Recorded data:
========================================

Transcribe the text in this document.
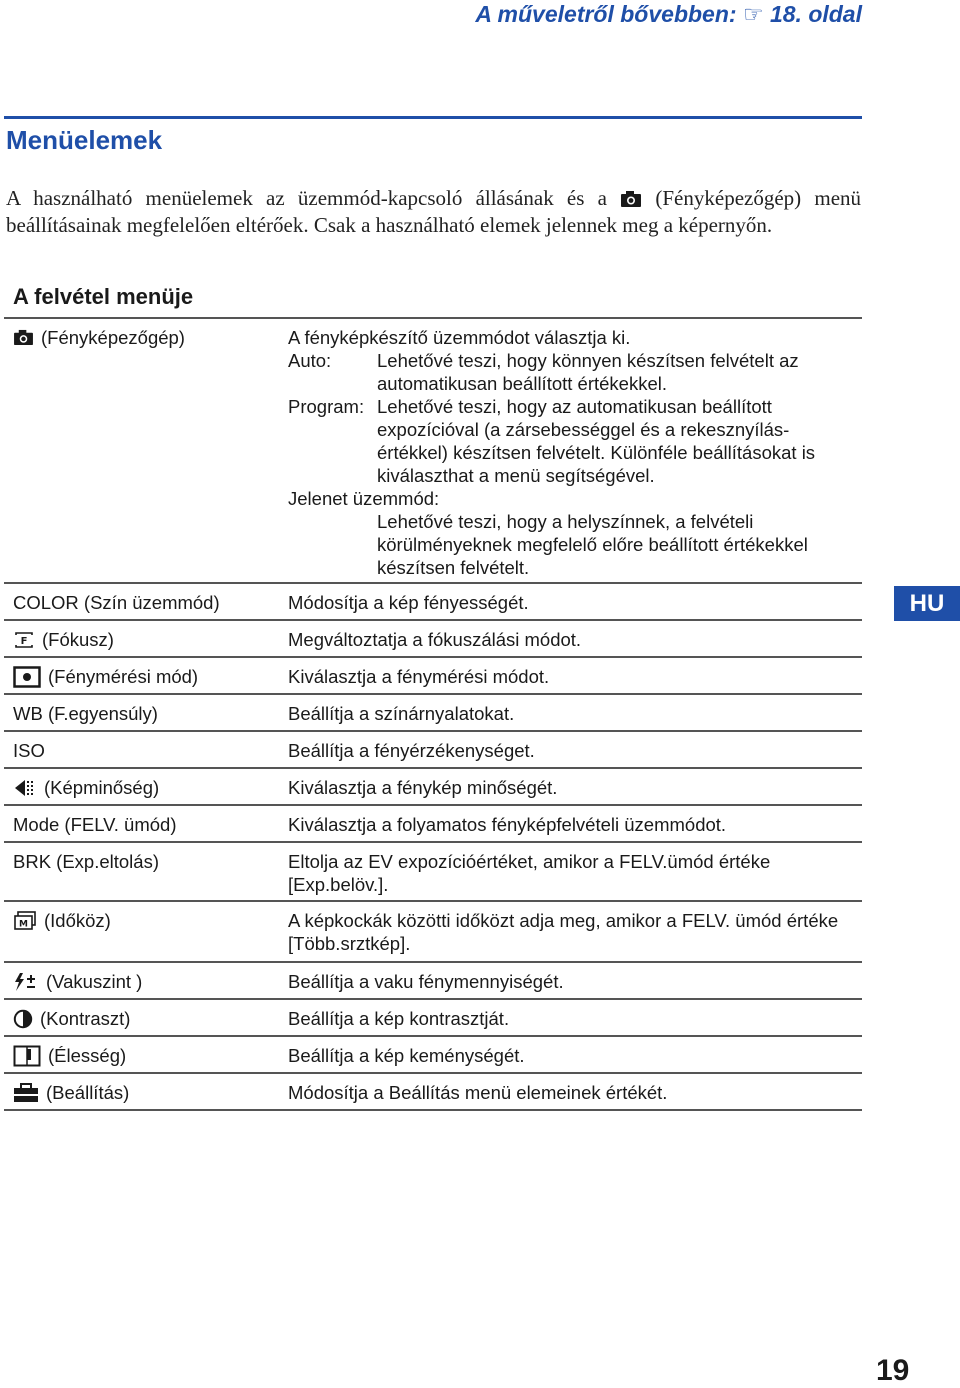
A műveletről bővebben: ☞ 18. oldal
Menüelemek
A használható menüelemek az üzemmód-kapcsoló állásának és a (Fényképezőgép) menü beállításainak megfelelően eltérőek. Csak a használható elemek jelennek meg a képernyőn.
A felvétel menüje
(Fényképezőgép)	A fényképkészítő üzemmódot választja ki.
Auto:	Lehetővé teszi, hogy könnyen készítsen felvételt az automatikusan beállított értékekkel.
Program: Lehetővé teszi, hogy az automatikusan beállított expozícióval (a zársebességgel és a rekesznyílás-értékkel) készítsen felvételt. Különféle beállításokat is kiválaszthat a menü segítségével.
Jelenet üzemmód:
Lehetővé teszi, hogy a helyszínnek, a felvételi körülményeknek megfelelő előre beállított értékekkel készítsen felvételt.
COLOR (Szín üzemmód)	Módosítja a kép fényességét.
F (Fókusz)	Megváltoztatja a fókuszálási módot.
(Fénymérési mód)	Kiválasztja a fénymérési módot.
WB (F.egyensúly)	Beállítja a színárnyalatokat.
ISO	Beállítja a fényérzékenységet.
(Képminőség)	Kiválasztja a fénykép minőségét.
Mode (FELV. ümód)	Kiválasztja a folyamatos fényképfelvételi üzemmódot.
BRK (Exp.eltolás)	Eltolja az EV expozícióértéket, amikor a FELV.ümód értéke [Exp.belöv.].
M (Időköz)	A képkockák közötti időközt adja meg, amikor a FELV. ümód értéke [Több.srztkép].
(Vakuszint )	Beállítja a vaku fénymennyiségét.
(Kontraszt)	Beállítja a kép kontrasztját.
(Élesség)	Beállítja a kép keménységét.
(Beállítás)	Módosítja a Beállítás menü elemeinek értékét.
HU
19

========================================

» **GOAL OF THE EXERCISE**
Each record above is to be restated exactly, with its pictures removed from the copy.

» **THE OUTPUT**
Transcribe the text in this document.
A műveletről bővebben: ☞ 18. oldal
Menüelemek
A használható menüelemek az üzemmód-kapcsoló állásának és a (Fényképezőgép) menü beállításainak megfelelően eltérőek. Csak a használható elemek jelennek meg a képernyőn.
A felvétel menüje
(Fényképezőgép)	A fényképkészítő üzemmódot választja ki.
Auto:	Lehetővé teszi, hogy könnyen készítsen felvételt az automatikusan beállított értékekkel.
Program: Lehetővé teszi, hogy az automatikusan beállított expozícióval (a zársebességgel és a rekesznyílás-értékkel) készítsen felvételt. Különféle beállításokat is kiválaszthat a menü segítségével.
Jelenet üzemmód:
Lehetővé teszi, hogy a helyszínnek, a felvételi körülményeknek megfelelő előre beállított értékekkel készítsen felvételt.
COLOR (Szín üzemmód)	Módosítja a kép fényességét.
F (Fókusz)	Megváltoztatja a fókuszálási módot.
(Fénymérési mód)	Kiválasztja a fénymérési módot.
WB (F.egyensúly)	Beállítja a színárnyalatokat.
ISO	Beállítja a fényérzékenységet.
(Képminőség)	Kiválasztja a fénykép minőségét.
Mode (FELV. ümód)	Kiválasztja a folyamatos fényképfelvételi üzemmódot.
BRK (Exp.eltolás)	Eltolja az EV expozícióértéket, amikor a FELV.ümód értéke [Exp.belöv.].
M (Időköz)	A képkockák közötti időközt adja meg, amikor a FELV. ümód értéke [Több.srztkép].
(Vakuszint )	Beállítja a vaku fénymennyiségét.
(Kontraszt)	Beállítja a kép kontrasztját.
(Élesség)	Beállítja a kép keménységét.
(Beállítás)	Módosítja a Beállítás menü elemeinek értékét.
HU
19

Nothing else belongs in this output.